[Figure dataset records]

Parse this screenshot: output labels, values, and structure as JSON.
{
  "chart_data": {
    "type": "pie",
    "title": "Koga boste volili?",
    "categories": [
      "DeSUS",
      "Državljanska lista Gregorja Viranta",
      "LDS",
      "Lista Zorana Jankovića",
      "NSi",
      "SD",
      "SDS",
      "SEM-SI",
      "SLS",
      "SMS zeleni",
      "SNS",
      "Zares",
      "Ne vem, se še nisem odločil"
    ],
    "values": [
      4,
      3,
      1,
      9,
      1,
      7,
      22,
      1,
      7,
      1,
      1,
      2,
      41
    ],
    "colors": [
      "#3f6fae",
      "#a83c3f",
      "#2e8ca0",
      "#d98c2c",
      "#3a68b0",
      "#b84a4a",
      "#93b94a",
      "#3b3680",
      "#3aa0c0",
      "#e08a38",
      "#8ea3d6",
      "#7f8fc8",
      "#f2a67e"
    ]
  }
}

TASK TO CARRY OUT —
Using the listing above, pull out all lines that hold the word "values".

RESPONSE BELOW —
Parse this screenshot: output labels, values, and structure as JSON.
    "values": [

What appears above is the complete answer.